Goal ::
Go through the material and pull out every line with the string "网络技术的阐述" in it.

— Start Dataset entries —

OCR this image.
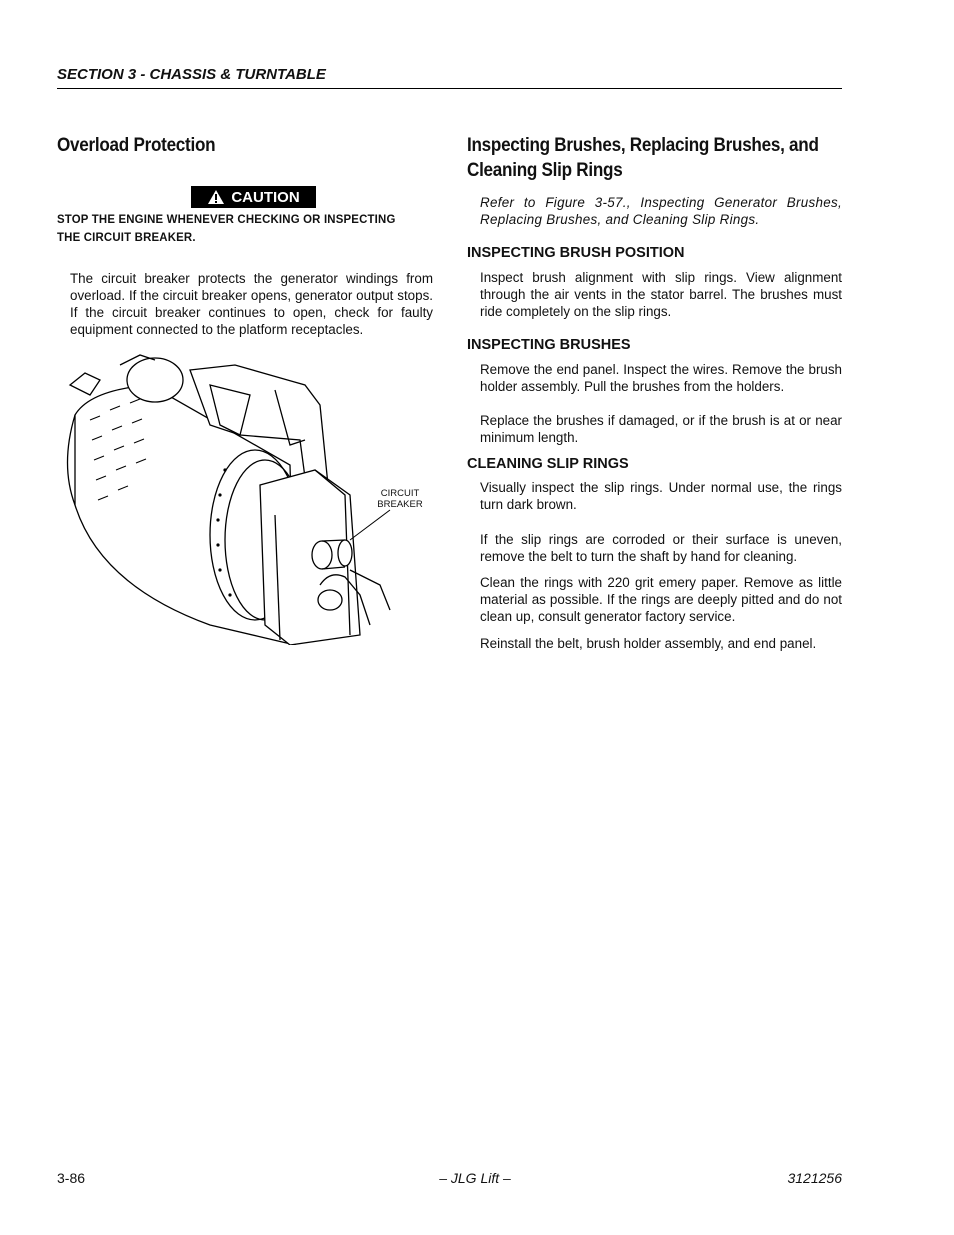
SECTION 3 - CHASSIS & TURNTABLE
Overload Protection
CAUTION
STOP THE ENGINE WHENEVER CHECKING OR INSPECTING THE CIRCUIT BREAKER.

The circuit breaker protects the generator windings from overload. If the circuit breaker opens, generator output stops. If the circuit breaker continues to open, check for faulty equipment connected to the platform receptacles.

CIRCUIT BREAKER
Inspecting Brushes, Replacing Brushes, and Cleaning Slip Rings

Refer to Figure 3-57., Inspecting Generator Brushes, Replacing Brushes, and Cleaning Slip Rings.

INSPECTING BRUSH POSITION

Inspect brush alignment with slip rings. View alignment through the air vents in the stator barrel. The brushes must ride completely on the slip rings.

INSPECTING BRUSHES

Remove the end panel. Inspect the wires. Remove the brush holder assembly. Pull the brushes from the holders.

Replace the brushes if damaged, or if the brush is at or near minimum length.

CLEANING SLIP RINGS

Visually inspect the slip rings. Under normal use, the rings turn dark brown.

If the slip rings are corroded or their surface is uneven, remove the belt to turn the shaft by hand for cleaning.

Clean the rings with 220 grit emery paper. Remove as little material as possible. If the rings are deeply pitted and do not clean up, consult generator factory service.

Reinstall the belt, brush holder assembly, and end panel.

3-86	– JLG Lift –	3121256
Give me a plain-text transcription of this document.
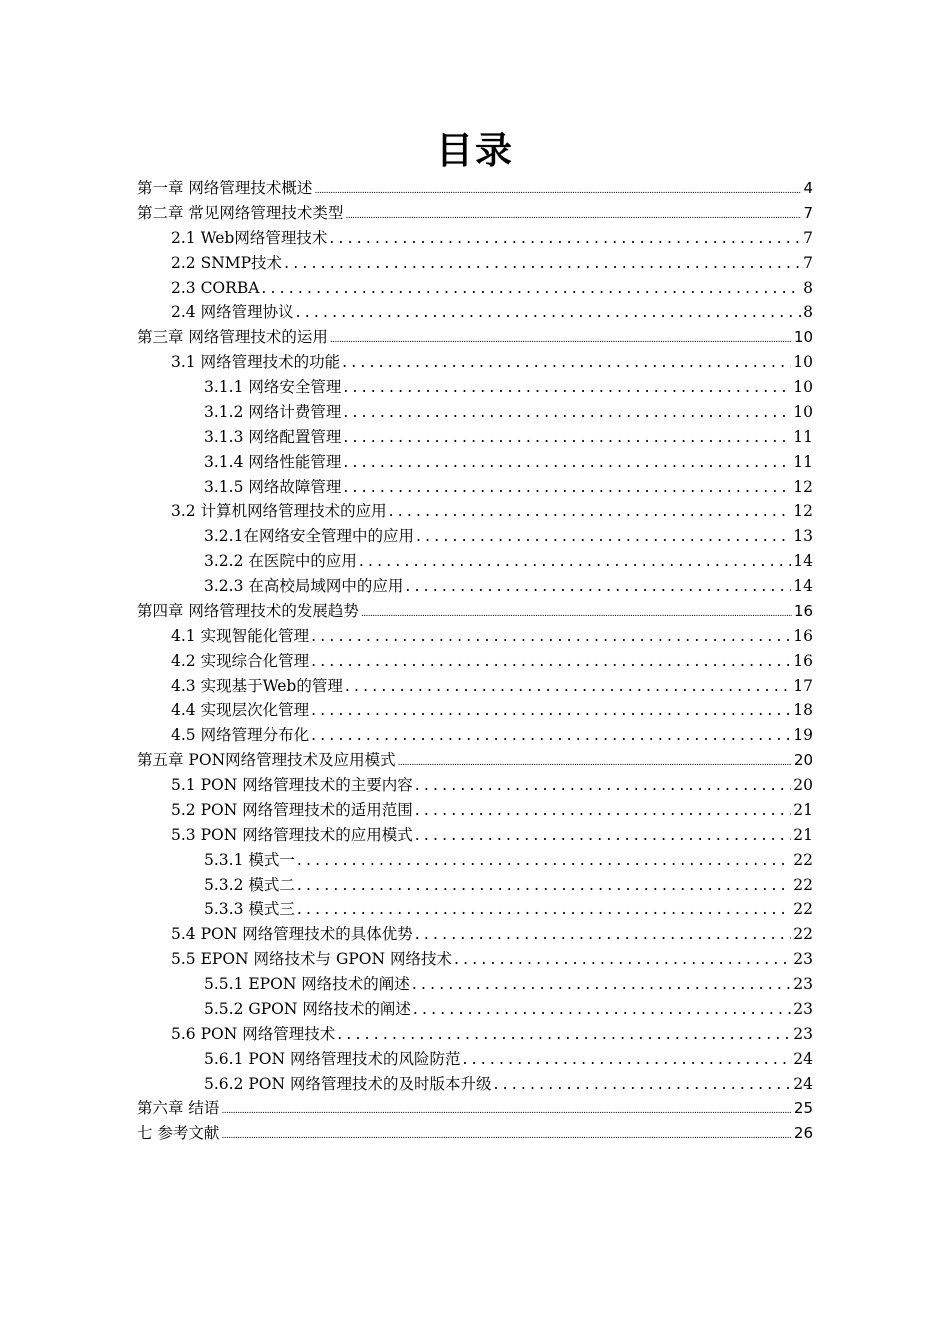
目录
第一章 网络管理技术概述 .....	4
第二章 常见网络管理技术类型 .....	7
2.1 Web网络管理技术 .....	7
2.2 SNMP技术 .....	7
2.3 CORBA .....	8
2.4 网络管理协议 .....	8
第三章 网络管理技术的运用 .....	10
3.1 网络管理技术的功能 .....	10
3.1.1 网络安全管理 .....	10
3.1.2 网络计费管理 .....	10
3.1.3 网络配置管理 .....	11
3.1.4 网络性能管理 .....	11
3.1.5 网络故障管理 .....	12
3.2 计算机网络管理技术的应用 .....	12
3.2.1在网络安全管理中的应用 .....	13
3.2.2 在医院中的应用 .....	14
3.2.3 在高校局域网中的应用 .....	14
第四章 网络管理技术的发展趋势 .....	16
4.1 实现智能化管理 .....	16
4.2 实现综合化管理 .....	16
4.3 实现基于Web的管理 .....	17
4.4 实现层次化管理 .....	18
4.5 网络管理分布化 .....	19
第五章 PON网络管理技术及应用模式 .....	20
5.1 PON 网络管理技术的主要内容 .....	20
5.2 PON 网络管理技术的适用范围 .....	21
5.3 PON 网络管理技术的应用模式 .....	21
5.3.1 模式一 .....	22
5.3.2 模式二 .....	22
5.3.3 模式三 .....	22
5.4 PON 网络管理技术的具体优势 .....	22
5.5 EPON 网络技术与 GPON 网络技术 .....	23
5.5.1 EPON 网络技术的阐述 .....	23
5.5.2 GPON 网络技术的阐述 .....	23
5.6 PON 网络管理技术 .....	23
5.6.1 PON 网络管理技术的风险防范 .....	24
5.6.2 PON 网络管理技术的及时版本升级 .....	24
第六章 结语 .....	25
七 参考文献 .....	26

— End Dataset entries —

Right answer ::
5.5.1 EPON 网络技术的阐述 .....	23
5.5.2 GPON 网络技术的阐述 .....	23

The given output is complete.